Using the data below, tally the lines that include the string "gmail". Only the number is wanted.
====== Data for processing ======
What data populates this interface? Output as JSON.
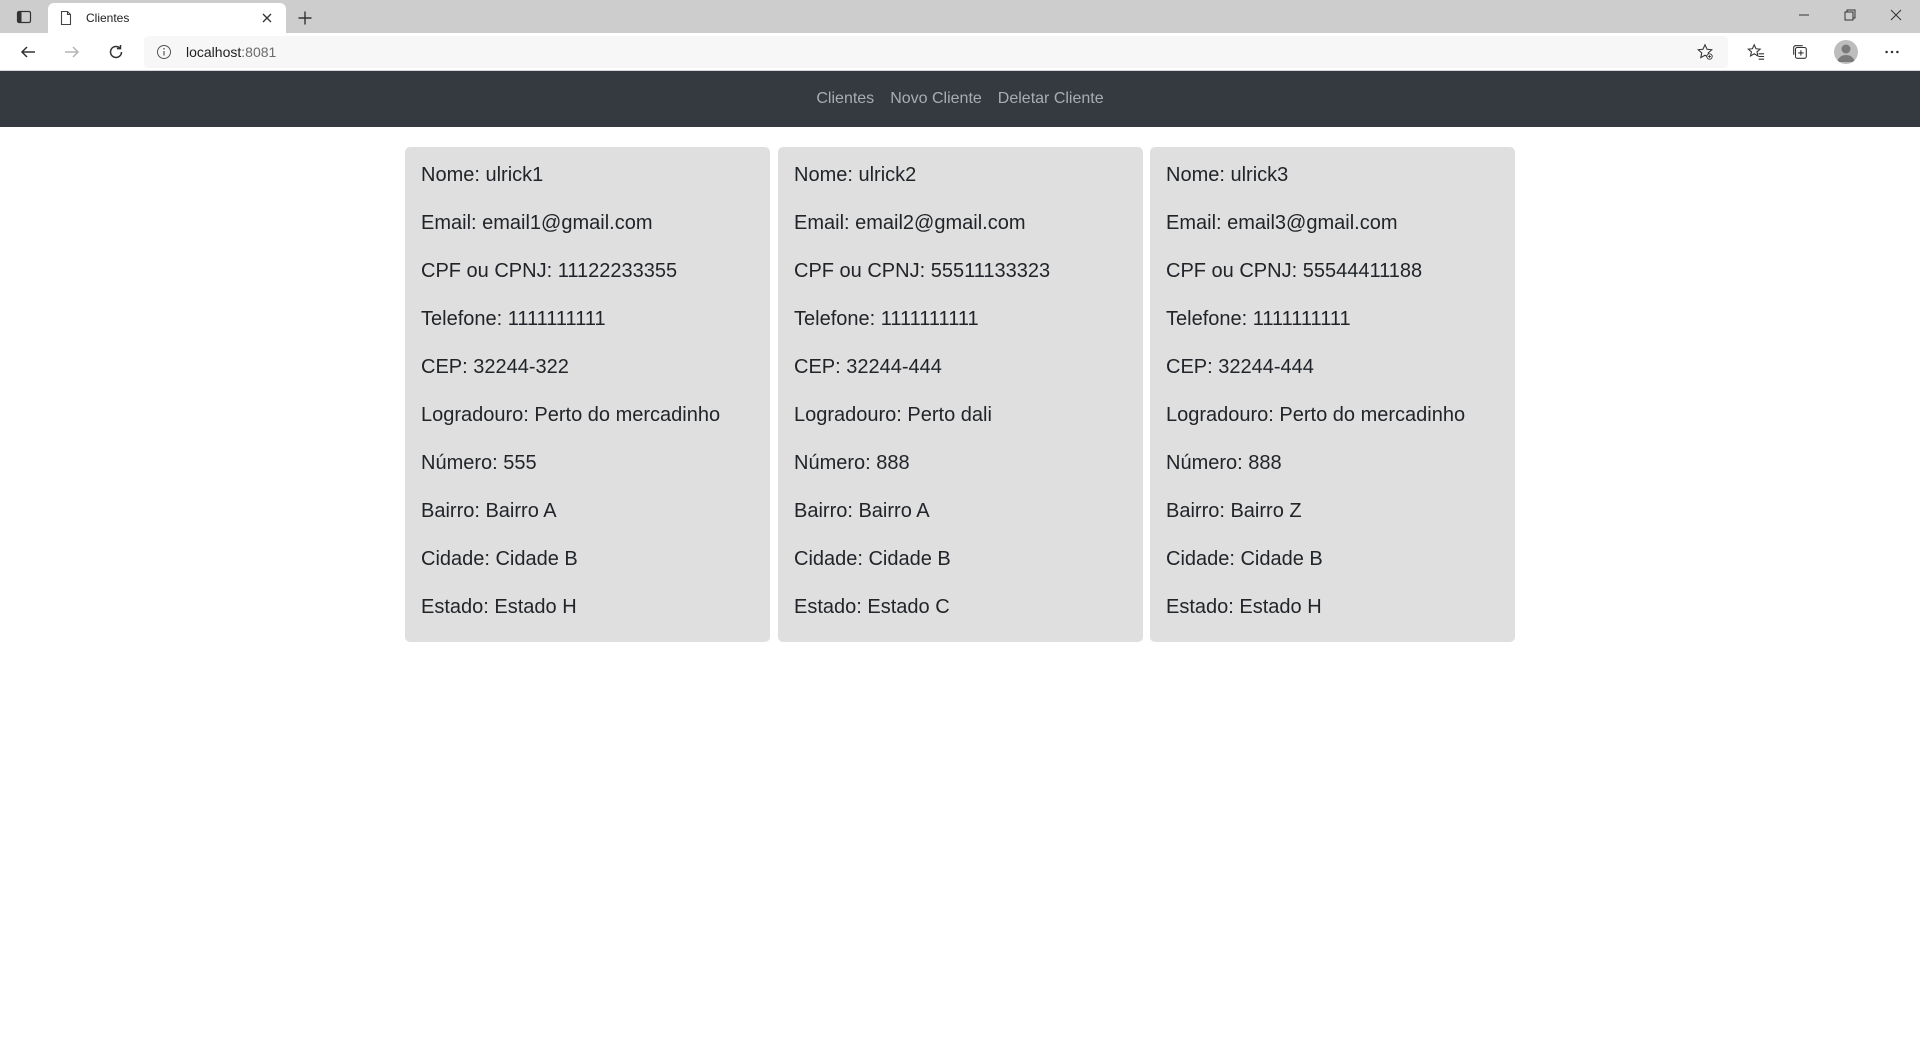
{
  "browser": {
    "tab_title": "Clientes",
    "url_host": "localhost",
    "url_port": ":8081"
  },
  "nav": {
    "links": [
      "Clientes",
      "Novo Cliente",
      "Deletar Cliente"
    ]
  },
  "clientes": [
    {
      "nome": "Nome: ulrick1",
      "email": "Email: email1@gmail.com",
      "cpf": "CPF ou CPNJ: 11122233355",
      "telefone": "Telefone: 1111111111",
      "cep": "CEP: 32244-322",
      "logradouro": "Logradouro: Perto do mercadinho",
      "numero": "Número: 555",
      "bairro": "Bairro: Bairro A",
      "cidade": "Cidade: Cidade B",
      "estado": "Estado: Estado H"
    },
    {
      "nome": "Nome: ulrick2",
      "email": "Email: email2@gmail.com",
      "cpf": "CPF ou CPNJ: 55511133323",
      "telefone": "Telefone: 1111111111",
      "cep": "CEP: 32244-444",
      "logradouro": "Logradouro: Perto dali",
      "numero": "Número: 888",
      "bairro": "Bairro: Bairro A",
      "cidade": "Cidade: Cidade B",
      "estado": "Estado: Estado C"
    },
    {
      "nome": "Nome: ulrick3",
      "email": "Email: email3@gmail.com",
      "cpf": "CPF ou CPNJ: 55544411188",
      "telefone": "Telefone: 1111111111",
      "cep": "CEP: 32244-444",
      "logradouro": "Logradouro: Perto do mercadinho",
      "numero": "Número: 888",
      "bairro": "Bairro: Bairro Z",
      "cidade": "Cidade: Cidade B",
      "estado": "Estado: Estado H"
    }
  ],
  "colors": {
    "navbar": "#343a40",
    "nav_link": "#a8adb2",
    "card_bg": "#dfdfdf",
    "text": "#212529"
  }
}
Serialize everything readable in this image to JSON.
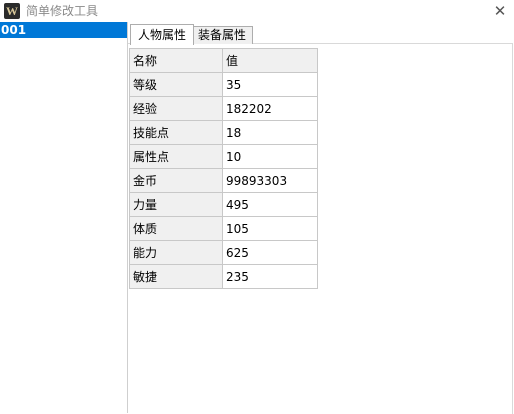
======
→ **Answer for the task**: 3